● **INFORMATION SUPPLIED**:

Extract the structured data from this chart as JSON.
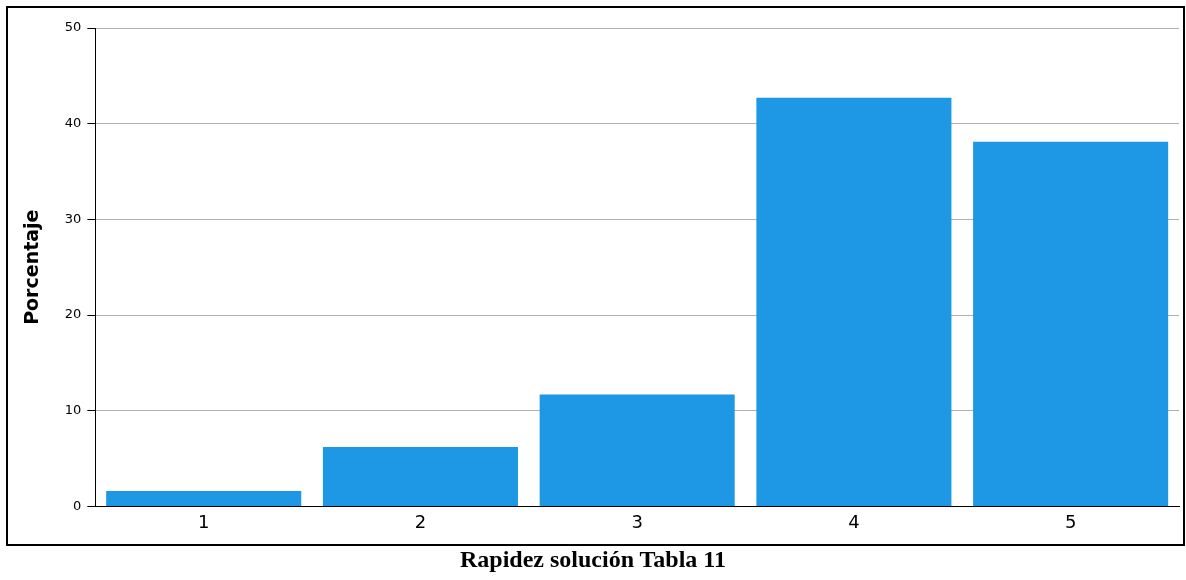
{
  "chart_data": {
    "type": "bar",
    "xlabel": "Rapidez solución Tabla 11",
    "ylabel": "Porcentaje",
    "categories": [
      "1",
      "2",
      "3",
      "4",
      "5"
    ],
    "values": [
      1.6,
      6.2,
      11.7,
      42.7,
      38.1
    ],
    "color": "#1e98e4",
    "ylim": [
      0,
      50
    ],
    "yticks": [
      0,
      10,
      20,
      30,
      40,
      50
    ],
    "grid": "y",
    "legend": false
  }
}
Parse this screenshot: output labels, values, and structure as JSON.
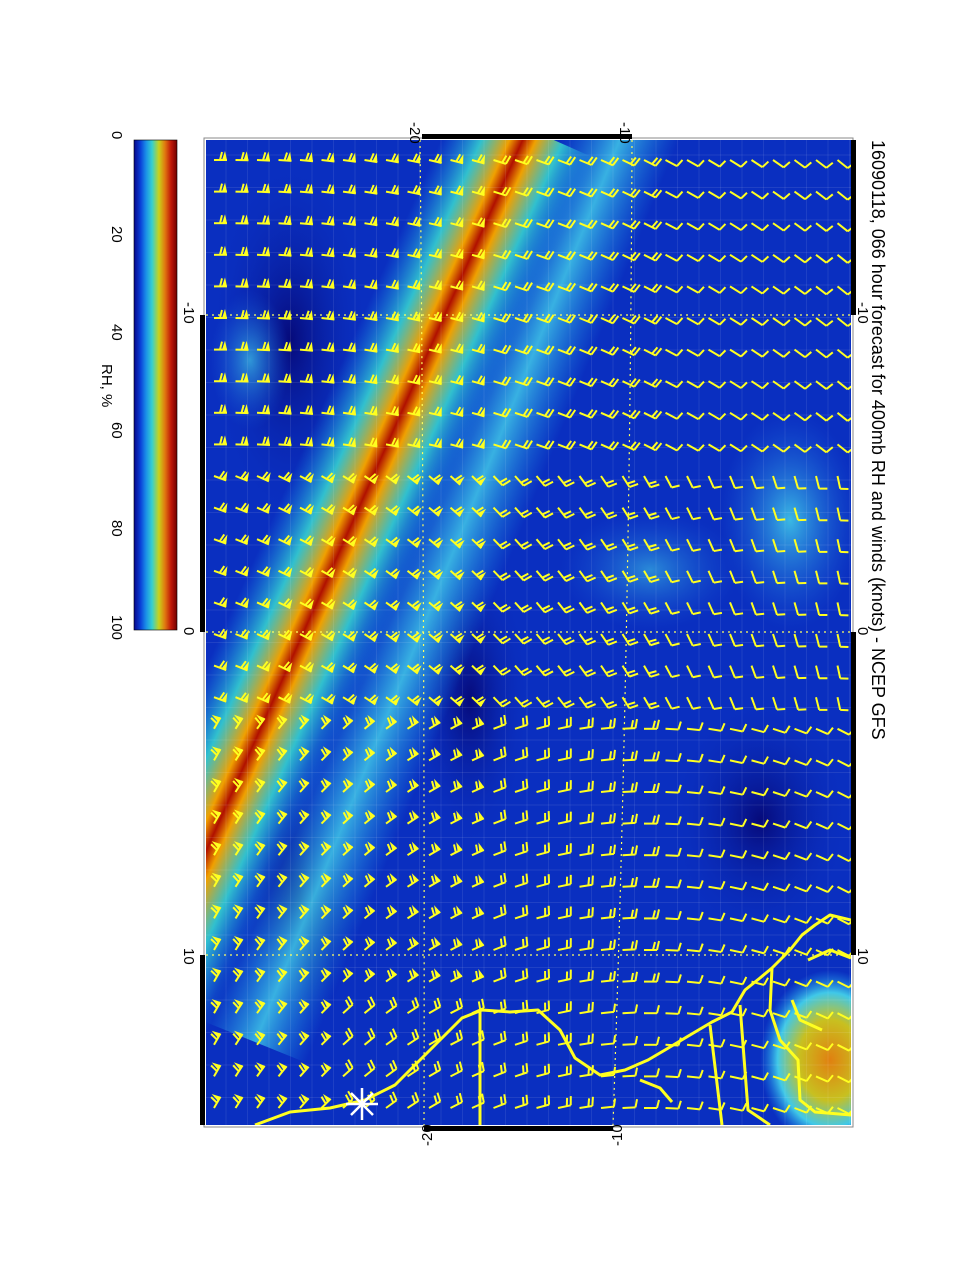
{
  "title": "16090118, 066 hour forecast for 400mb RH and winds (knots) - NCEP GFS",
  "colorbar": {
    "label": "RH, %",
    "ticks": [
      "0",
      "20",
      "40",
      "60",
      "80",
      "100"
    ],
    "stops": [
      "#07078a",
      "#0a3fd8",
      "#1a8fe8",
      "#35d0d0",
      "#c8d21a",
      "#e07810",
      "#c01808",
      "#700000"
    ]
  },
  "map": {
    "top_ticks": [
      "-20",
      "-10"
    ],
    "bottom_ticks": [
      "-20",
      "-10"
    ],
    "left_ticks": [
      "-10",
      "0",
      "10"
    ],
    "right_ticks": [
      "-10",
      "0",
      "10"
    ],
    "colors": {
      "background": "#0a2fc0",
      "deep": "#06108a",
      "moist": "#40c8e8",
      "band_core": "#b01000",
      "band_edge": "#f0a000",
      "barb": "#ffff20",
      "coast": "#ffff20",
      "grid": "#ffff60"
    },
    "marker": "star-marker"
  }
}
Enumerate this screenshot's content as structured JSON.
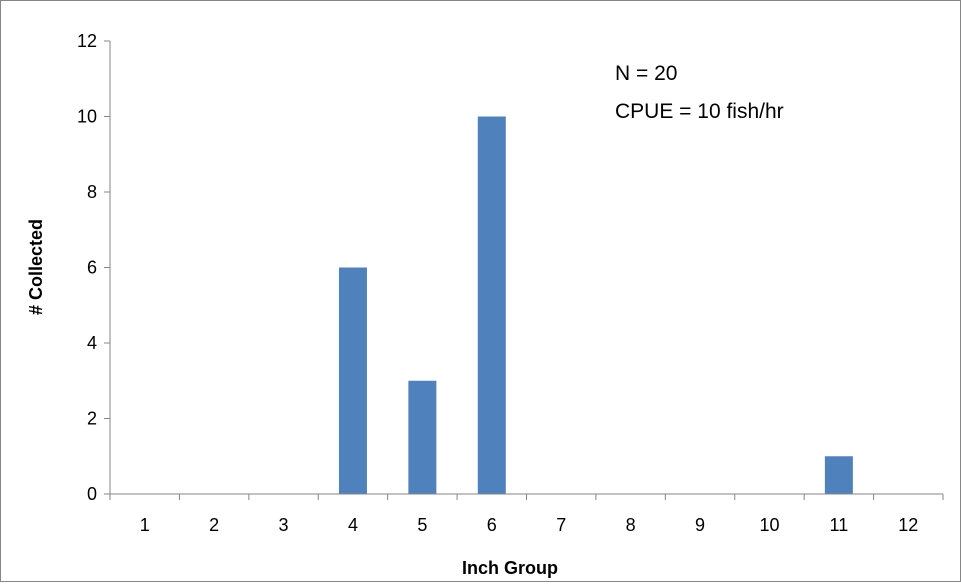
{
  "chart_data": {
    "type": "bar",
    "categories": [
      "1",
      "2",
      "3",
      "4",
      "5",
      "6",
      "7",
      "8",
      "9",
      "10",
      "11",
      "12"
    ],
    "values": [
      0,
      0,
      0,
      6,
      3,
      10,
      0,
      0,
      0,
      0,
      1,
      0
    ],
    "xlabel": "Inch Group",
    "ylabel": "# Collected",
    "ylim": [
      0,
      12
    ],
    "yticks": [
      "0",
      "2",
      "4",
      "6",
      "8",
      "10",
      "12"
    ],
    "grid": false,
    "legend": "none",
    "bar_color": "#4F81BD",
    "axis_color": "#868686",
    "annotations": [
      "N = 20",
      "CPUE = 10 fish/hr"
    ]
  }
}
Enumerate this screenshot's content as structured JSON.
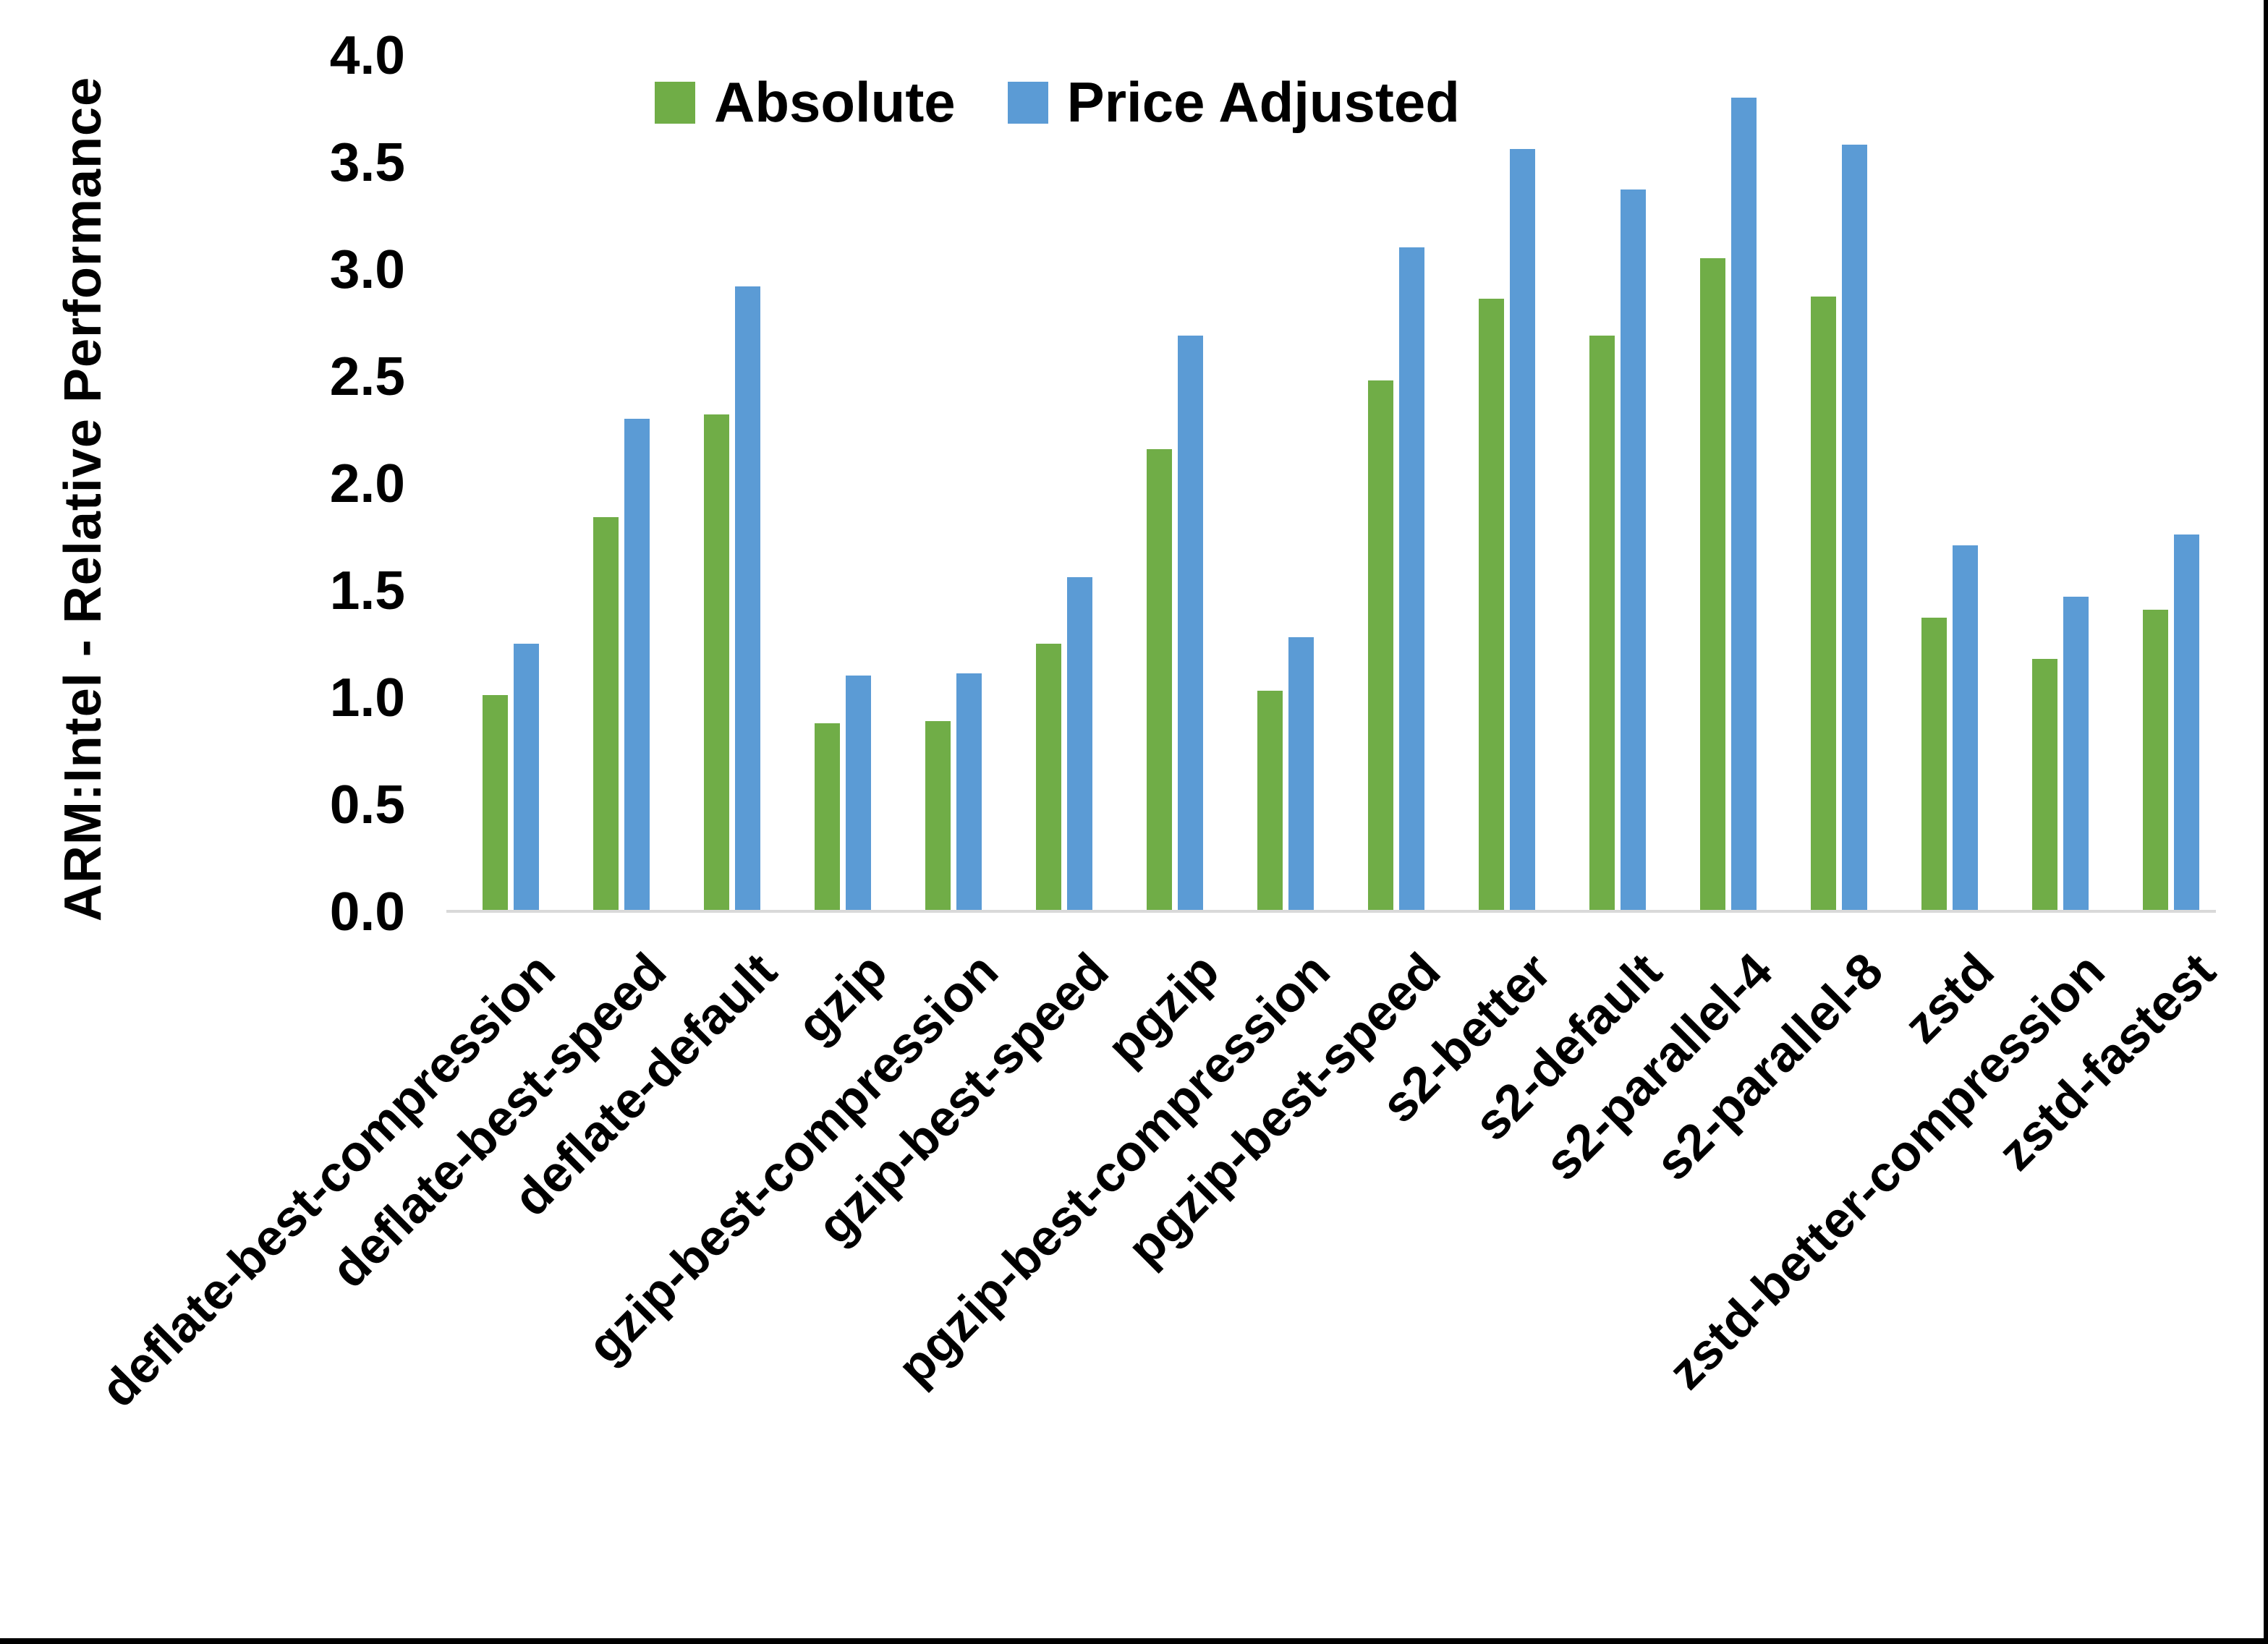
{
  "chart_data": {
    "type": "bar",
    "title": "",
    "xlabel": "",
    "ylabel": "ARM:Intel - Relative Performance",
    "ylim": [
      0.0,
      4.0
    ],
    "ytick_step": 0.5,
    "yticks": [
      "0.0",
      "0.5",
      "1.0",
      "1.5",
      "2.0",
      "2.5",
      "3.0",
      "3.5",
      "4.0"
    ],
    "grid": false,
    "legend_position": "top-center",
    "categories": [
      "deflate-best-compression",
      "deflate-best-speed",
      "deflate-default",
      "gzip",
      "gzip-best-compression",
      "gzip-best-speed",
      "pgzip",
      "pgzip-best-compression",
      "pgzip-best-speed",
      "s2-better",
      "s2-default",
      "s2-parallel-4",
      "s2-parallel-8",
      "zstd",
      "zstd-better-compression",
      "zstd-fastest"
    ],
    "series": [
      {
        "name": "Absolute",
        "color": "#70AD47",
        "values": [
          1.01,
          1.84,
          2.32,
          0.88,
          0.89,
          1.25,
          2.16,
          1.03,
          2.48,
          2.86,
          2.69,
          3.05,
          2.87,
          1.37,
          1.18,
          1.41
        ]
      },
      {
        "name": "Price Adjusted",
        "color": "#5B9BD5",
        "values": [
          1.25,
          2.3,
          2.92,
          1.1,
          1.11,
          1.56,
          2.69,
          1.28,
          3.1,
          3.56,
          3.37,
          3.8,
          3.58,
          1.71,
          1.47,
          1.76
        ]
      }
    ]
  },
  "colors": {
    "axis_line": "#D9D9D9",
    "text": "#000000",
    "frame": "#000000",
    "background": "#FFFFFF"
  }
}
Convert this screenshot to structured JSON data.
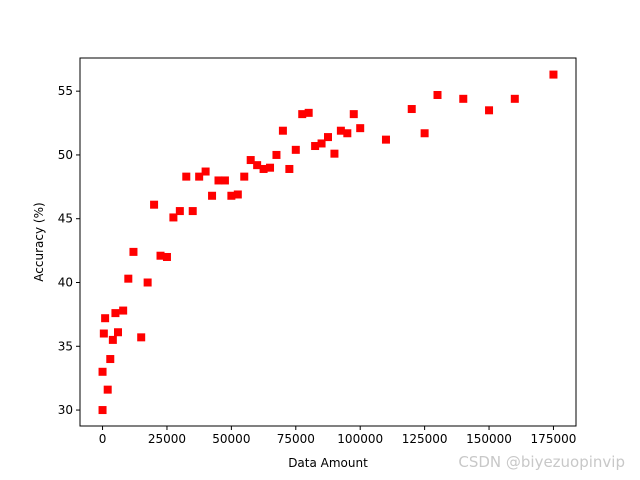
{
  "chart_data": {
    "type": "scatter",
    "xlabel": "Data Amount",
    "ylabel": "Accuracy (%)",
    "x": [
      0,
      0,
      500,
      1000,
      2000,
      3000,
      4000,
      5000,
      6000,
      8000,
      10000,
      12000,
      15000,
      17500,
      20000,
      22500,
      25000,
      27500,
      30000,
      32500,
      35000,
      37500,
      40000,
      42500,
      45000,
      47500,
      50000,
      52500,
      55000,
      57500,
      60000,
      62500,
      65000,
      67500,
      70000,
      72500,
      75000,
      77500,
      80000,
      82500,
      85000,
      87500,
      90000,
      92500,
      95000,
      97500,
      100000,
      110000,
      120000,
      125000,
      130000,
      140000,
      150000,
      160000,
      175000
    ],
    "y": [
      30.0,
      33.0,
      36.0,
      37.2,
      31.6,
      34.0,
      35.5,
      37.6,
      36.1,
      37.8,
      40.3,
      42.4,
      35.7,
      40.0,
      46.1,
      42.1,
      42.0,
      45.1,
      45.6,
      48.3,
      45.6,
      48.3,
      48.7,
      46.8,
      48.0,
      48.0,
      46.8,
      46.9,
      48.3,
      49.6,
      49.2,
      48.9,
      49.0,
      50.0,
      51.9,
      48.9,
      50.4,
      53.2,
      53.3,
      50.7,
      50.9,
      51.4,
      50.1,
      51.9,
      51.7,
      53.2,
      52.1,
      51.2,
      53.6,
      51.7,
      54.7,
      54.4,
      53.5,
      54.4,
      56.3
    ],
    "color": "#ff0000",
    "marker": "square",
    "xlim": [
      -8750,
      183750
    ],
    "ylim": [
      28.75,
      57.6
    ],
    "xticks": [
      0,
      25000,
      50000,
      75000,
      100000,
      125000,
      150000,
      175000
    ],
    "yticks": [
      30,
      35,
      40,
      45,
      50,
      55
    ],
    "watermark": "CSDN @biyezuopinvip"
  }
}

● **GIVEN TASK**: Output all the records, word for word, with no pictures in the copy.

● **OUTPUT OF THE TASK**:
Extract the structured data from this chart as JSON.
{
  "chart_data": {
    "type": "bar",
    "xlabel": "Rapidez solución Tabla 11",
    "ylabel": "Porcentaje",
    "categories": [
      "1",
      "2",
      "3",
      "4",
      "5"
    ],
    "values": [
      1.6,
      6.2,
      11.7,
      42.7,
      38.1
    ],
    "color": "#1e98e4",
    "ylim": [
      0,
      50
    ],
    "yticks": [
      0,
      10,
      20,
      30,
      40,
      50
    ],
    "grid": "y",
    "legend": false
  }
}
Parse this screenshot: output labels, values, and structure as JSON.
{
  "title": "16090118, 066 hour forecast for 400mb RH and winds (knots) - NCEP GFS",
  "colorbar": {
    "label": "RH, %",
    "ticks": [
      "0",
      "20",
      "40",
      "60",
      "80",
      "100"
    ],
    "stops": [
      "#07078a",
      "#0a3fd8",
      "#1a8fe8",
      "#35d0d0",
      "#c8d21a",
      "#e07810",
      "#c01808",
      "#700000"
    ]
  },
  "map": {
    "top_ticks": [
      "-20",
      "-10"
    ],
    "bottom_ticks": [
      "-20",
      "-10"
    ],
    "left_ticks": [
      "-10",
      "0",
      "10"
    ],
    "right_ticks": [
      "-10",
      "0",
      "10"
    ],
    "colors": {
      "background": "#0a2fc0",
      "deep": "#06108a",
      "moist": "#40c8e8",
      "band_core": "#b01000",
      "band_edge": "#f0a000",
      "barb": "#ffff20",
      "coast": "#ffff20",
      "grid": "#ffff60"
    },
    "marker": "star-marker"
  }
}
Enumerate this screenshot's content as structured JSON.
{
  "chart_data": {
    "type": "bar",
    "categories": [
      "1",
      "2",
      "3",
      "4",
      "5",
      "6",
      "7",
      "8",
      "9",
      "10",
      "11",
      "12"
    ],
    "values": [
      0,
      0,
      0,
      6,
      3,
      10,
      0,
      0,
      0,
      0,
      1,
      0
    ],
    "xlabel": "Inch Group",
    "ylabel": "# Collected",
    "ylim": [
      0,
      12
    ],
    "yticks": [
      "0",
      "2",
      "4",
      "6",
      "8",
      "10",
      "12"
    ],
    "grid": false,
    "legend": "none",
    "bar_color": "#4F81BD",
    "axis_color": "#868686",
    "annotations": [
      "N = 20",
      "CPUE = 10 fish/hr"
    ]
  }
}
Enumerate this screenshot's content as structured JSON.
{
  "chart_data": {
    "type": "bar",
    "title": "",
    "xlabel": "",
    "ylabel": "ARM:Intel - Relative Performance",
    "ylim": [
      0.0,
      4.0
    ],
    "ytick_step": 0.5,
    "yticks": [
      "0.0",
      "0.5",
      "1.0",
      "1.5",
      "2.0",
      "2.5",
      "3.0",
      "3.5",
      "4.0"
    ],
    "grid": false,
    "legend_position": "top-center",
    "categories": [
      "deflate-best-compression",
      "deflate-best-speed",
      "deflate-default",
      "gzip",
      "gzip-best-compression",
      "gzip-best-speed",
      "pgzip",
      "pgzip-best-compression",
      "pgzip-best-speed",
      "s2-better",
      "s2-default",
      "s2-parallel-4",
      "s2-parallel-8",
      "zstd",
      "zstd-better-compression",
      "zstd-fastest"
    ],
    "series": [
      {
        "name": "Absolute",
        "color": "#70AD47",
        "values": [
          1.01,
          1.84,
          2.32,
          0.88,
          0.89,
          1.25,
          2.16,
          1.03,
          2.48,
          2.86,
          2.69,
          3.05,
          2.87,
          1.37,
          1.18,
          1.41
        ]
      },
      {
        "name": "Price Adjusted",
        "color": "#5B9BD5",
        "values": [
          1.25,
          2.3,
          2.92,
          1.1,
          1.11,
          1.56,
          2.69,
          1.28,
          3.1,
          3.56,
          3.37,
          3.8,
          3.58,
          1.71,
          1.47,
          1.76
        ]
      }
    ]
  },
  "colors": {
    "axis_line": "#D9D9D9",
    "text": "#000000",
    "frame": "#000000",
    "background": "#FFFFFF"
  }
}
Convert this screenshot to structured JSON data.
{
  "chart_data": {
    "type": "scatter",
    "xlabel": "Data Amount",
    "ylabel": "Accuracy (%)",
    "x": [
      0,
      0,
      500,
      1000,
      2000,
      3000,
      4000,
      5000,
      6000,
      8000,
      10000,
      12000,
      15000,
      17500,
      20000,
      22500,
      25000,
      27500,
      30000,
      32500,
      35000,
      37500,
      40000,
      42500,
      45000,
      47500,
      50000,
      52500,
      55000,
      57500,
      60000,
      62500,
      65000,
      67500,
      70000,
      72500,
      75000,
      77500,
      80000,
      82500,
      85000,
      87500,
      90000,
      92500,
      95000,
      97500,
      100000,
      110000,
      120000,
      125000,
      130000,
      140000,
      150000,
      160000,
      175000
    ],
    "y": [
      30.0,
      33.0,
      36.0,
      37.2,
      31.6,
      34.0,
      35.5,
      37.6,
      36.1,
      37.8,
      40.3,
      42.4,
      35.7,
      40.0,
      46.1,
      42.1,
      42.0,
      45.1,
      45.6,
      48.3,
      45.6,
      48.3,
      48.7,
      46.8,
      48.0,
      48.0,
      46.8,
      46.9,
      48.3,
      49.6,
      49.2,
      48.9,
      49.0,
      50.0,
      51.9,
      48.9,
      50.4,
      53.2,
      53.3,
      50.7,
      50.9,
      51.4,
      50.1,
      51.9,
      51.7,
      53.2,
      52.1,
      51.2,
      53.6,
      51.7,
      54.7,
      54.4,
      53.5,
      54.4,
      56.3
    ],
    "color": "#ff0000",
    "marker": "square",
    "xlim": [
      -8750,
      183750
    ],
    "ylim": [
      28.75,
      57.6
    ],
    "xticks": [
      0,
      25000,
      50000,
      75000,
      100000,
      125000,
      150000,
      175000
    ],
    "yticks": [
      30,
      35,
      40,
      45,
      50,
      55
    ],
    "watermark": "CSDN @biyezuopinvip"
  }
}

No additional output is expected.